## START SUPPLIED MATERIAL

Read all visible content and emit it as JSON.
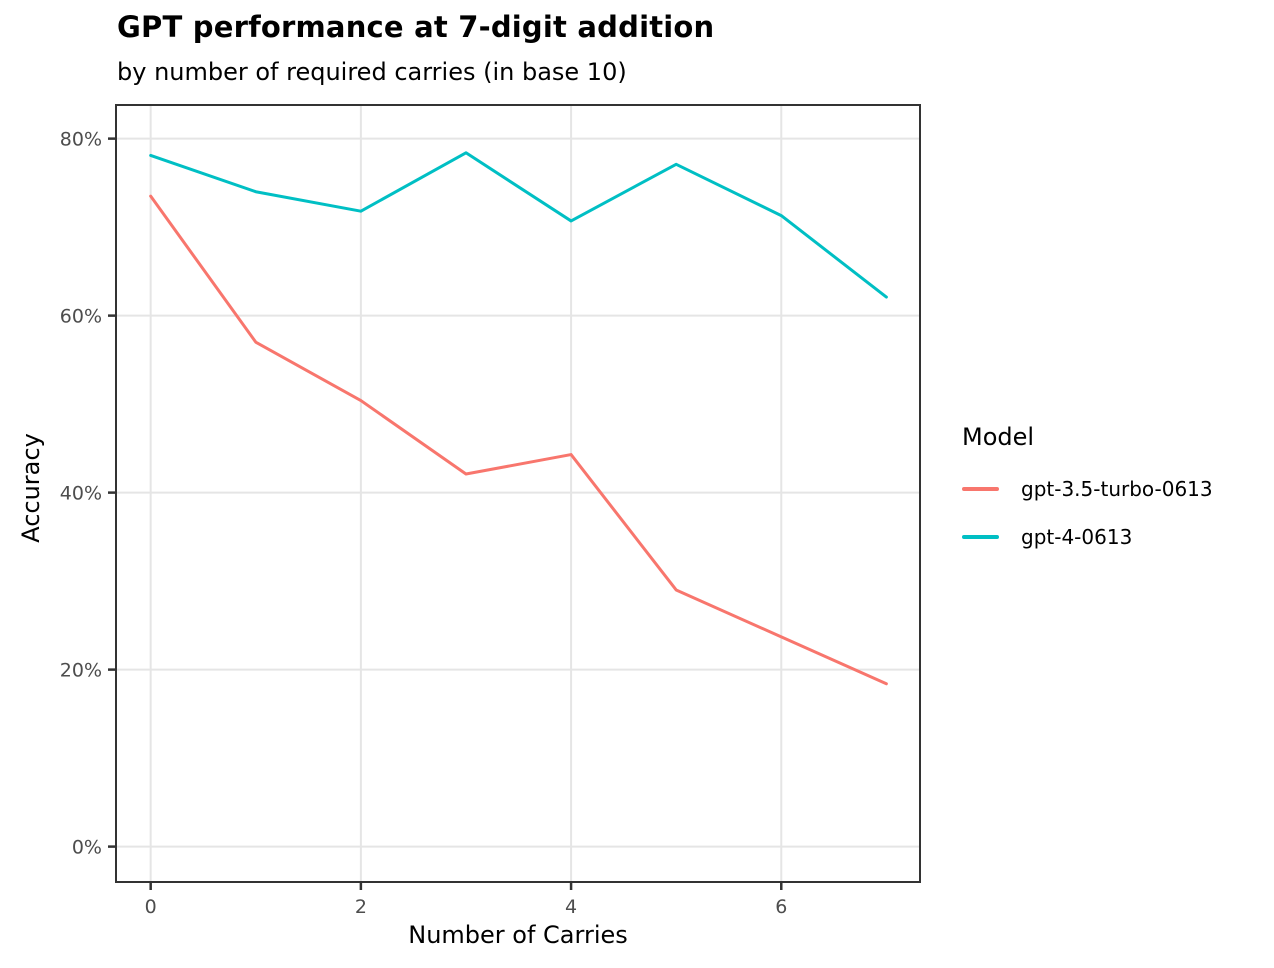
{
  "page": {
    "background": "#FFFFFF"
  },
  "chart_data": {
    "type": "line",
    "title": "GPT performance at 7-digit addition",
    "subtitle": "by number of required carries (in base 10)",
    "xlabel": "Number of Carries",
    "ylabel": "Accuracy",
    "x": [
      0,
      1,
      2,
      3,
      4,
      5,
      6,
      7
    ],
    "series": [
      {
        "name": "gpt-3.5-turbo-0613",
        "color": "#F8766D",
        "values": [
          73.5,
          57.0,
          50.4,
          42.1,
          44.3,
          29.0,
          23.7,
          18.4
        ]
      },
      {
        "name": "gpt-4-0613",
        "color": "#00BFC4",
        "values": [
          78.1,
          74.0,
          71.8,
          78.4,
          70.7,
          77.1,
          71.3,
          62.1
        ]
      }
    ],
    "x_ticks": [
      {
        "value": 0,
        "label": "0"
      },
      {
        "value": 2,
        "label": "2"
      },
      {
        "value": 4,
        "label": "4"
      },
      {
        "value": 6,
        "label": "6"
      }
    ],
    "y_ticks": [
      {
        "value": 0,
        "label": "0%"
      },
      {
        "value": 20,
        "label": "20%"
      },
      {
        "value": 40,
        "label": "40%"
      },
      {
        "value": 60,
        "label": "60%"
      },
      {
        "value": 80,
        "label": "80%"
      }
    ],
    "xlim": [
      -0.33,
      7.32
    ],
    "ylim": [
      -4.0,
      83.8
    ],
    "grid": "major-only",
    "legend": {
      "title": "Model",
      "position": "right"
    },
    "colors": {
      "grid": "#E5E5E5",
      "panel_border": "#333333",
      "tick": "#333333",
      "tick_label": "#4D4D4D",
      "text": "#000000"
    }
  }
}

## END SUPPLIED MATERIAL

> _WHAT YOU SHOULD DO_: Print the full listing exactly, dropping the pictures.

> _RESULT FOR THIS EXERCISE_:
Read all visible content and emit it as JSON.
{
  "page": {
    "background": "#FFFFFF"
  },
  "chart_data": {
    "type": "line",
    "title": "GPT performance at 7-digit addition",
    "subtitle": "by number of required carries (in base 10)",
    "xlabel": "Number of Carries",
    "ylabel": "Accuracy",
    "x": [
      0,
      1,
      2,
      3,
      4,
      5,
      6,
      7
    ],
    "series": [
      {
        "name": "gpt-3.5-turbo-0613",
        "color": "#F8766D",
        "values": [
          73.5,
          57.0,
          50.4,
          42.1,
          44.3,
          29.0,
          23.7,
          18.4
        ]
      },
      {
        "name": "gpt-4-0613",
        "color": "#00BFC4",
        "values": [
          78.1,
          74.0,
          71.8,
          78.4,
          70.7,
          77.1,
          71.3,
          62.1
        ]
      }
    ],
    "x_ticks": [
      {
        "value": 0,
        "label": "0"
      },
      {
        "value": 2,
        "label": "2"
      },
      {
        "value": 4,
        "label": "4"
      },
      {
        "value": 6,
        "label": "6"
      }
    ],
    "y_ticks": [
      {
        "value": 0,
        "label": "0%"
      },
      {
        "value": 20,
        "label": "20%"
      },
      {
        "value": 40,
        "label": "40%"
      },
      {
        "value": 60,
        "label": "60%"
      },
      {
        "value": 80,
        "label": "80%"
      }
    ],
    "xlim": [
      -0.33,
      7.32
    ],
    "ylim": [
      -4.0,
      83.8
    ],
    "grid": "major-only",
    "legend": {
      "title": "Model",
      "position": "right"
    },
    "colors": {
      "grid": "#E5E5E5",
      "panel_border": "#333333",
      "tick": "#333333",
      "tick_label": "#4D4D4D",
      "text": "#000000"
    }
  }
}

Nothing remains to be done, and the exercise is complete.